_THE PROBLEM_
Output the rows from the first one through the row containing "legend-snr-marker [1936,105,1966,135]", replacing every "ruido-point" with "noise-point" and changing nothing else. Output only those rows.

_MATERIAL SHOWN_
»»

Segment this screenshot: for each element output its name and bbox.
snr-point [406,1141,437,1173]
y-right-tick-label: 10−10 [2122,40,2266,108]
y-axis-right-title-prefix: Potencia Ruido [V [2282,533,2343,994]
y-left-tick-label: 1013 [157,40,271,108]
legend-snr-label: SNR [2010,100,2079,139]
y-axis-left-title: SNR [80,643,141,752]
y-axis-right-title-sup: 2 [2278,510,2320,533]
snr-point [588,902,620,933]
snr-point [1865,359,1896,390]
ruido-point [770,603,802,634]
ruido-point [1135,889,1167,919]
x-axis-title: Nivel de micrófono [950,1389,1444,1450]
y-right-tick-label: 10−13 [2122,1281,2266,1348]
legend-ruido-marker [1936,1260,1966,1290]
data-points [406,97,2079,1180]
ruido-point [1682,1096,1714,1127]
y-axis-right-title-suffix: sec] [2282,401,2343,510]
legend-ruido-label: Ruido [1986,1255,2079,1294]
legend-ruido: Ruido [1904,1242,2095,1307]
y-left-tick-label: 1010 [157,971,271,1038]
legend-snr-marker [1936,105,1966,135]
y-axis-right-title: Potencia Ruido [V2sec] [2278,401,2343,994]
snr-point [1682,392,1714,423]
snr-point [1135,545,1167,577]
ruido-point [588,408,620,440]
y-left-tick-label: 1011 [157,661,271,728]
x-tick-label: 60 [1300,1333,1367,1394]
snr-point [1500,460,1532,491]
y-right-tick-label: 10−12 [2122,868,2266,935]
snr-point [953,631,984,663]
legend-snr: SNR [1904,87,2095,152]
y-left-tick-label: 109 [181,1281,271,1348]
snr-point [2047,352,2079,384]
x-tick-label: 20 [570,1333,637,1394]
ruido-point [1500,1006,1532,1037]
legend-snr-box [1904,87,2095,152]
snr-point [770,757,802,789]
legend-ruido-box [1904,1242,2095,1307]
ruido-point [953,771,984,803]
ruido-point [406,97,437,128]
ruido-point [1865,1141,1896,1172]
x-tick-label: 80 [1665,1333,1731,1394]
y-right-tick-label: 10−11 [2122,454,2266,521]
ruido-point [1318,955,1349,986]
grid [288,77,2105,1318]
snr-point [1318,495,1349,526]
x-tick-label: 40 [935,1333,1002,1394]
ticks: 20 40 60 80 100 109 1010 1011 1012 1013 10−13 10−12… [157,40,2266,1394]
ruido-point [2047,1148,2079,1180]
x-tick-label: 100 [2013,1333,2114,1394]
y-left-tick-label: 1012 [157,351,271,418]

««

_OUTPUT_
Segment this screenshot: for each element output its name and bbox.
snr-point [406,1141,437,1173]
y-right-tick-label: 10−10 [2122,40,2266,108]
y-axis-right-title-prefix: Potencia Ruido [V [2282,533,2343,994]
y-left-tick-label: 1013 [157,40,271,108]
legend-snr-label: SNR [2010,100,2079,139]
y-axis-left-title: SNR [80,643,141,752]
y-axis-right-title-sup: 2 [2278,510,2320,533]
snr-point [588,902,620,933]
snr-point [1865,359,1896,390]
noise-point [770,603,802,634]
noise-point [1135,889,1167,919]
x-axis-title: Nivel de micrófono [950,1389,1444,1450]
y-right-tick-label: 10−13 [2122,1281,2266,1348]
legend-ruido-marker [1936,1260,1966,1290]
data-points [406,97,2079,1180]
noise-point [1682,1096,1714,1127]
y-axis-right-title-suffix: sec] [2282,401,2343,510]
legend-ruido-label: Ruido [1986,1255,2079,1294]
legend-ruido: Ruido [1904,1242,2095,1307]
y-left-tick-label: 1010 [157,971,271,1038]
legend-snr-marker [1936,105,1966,135]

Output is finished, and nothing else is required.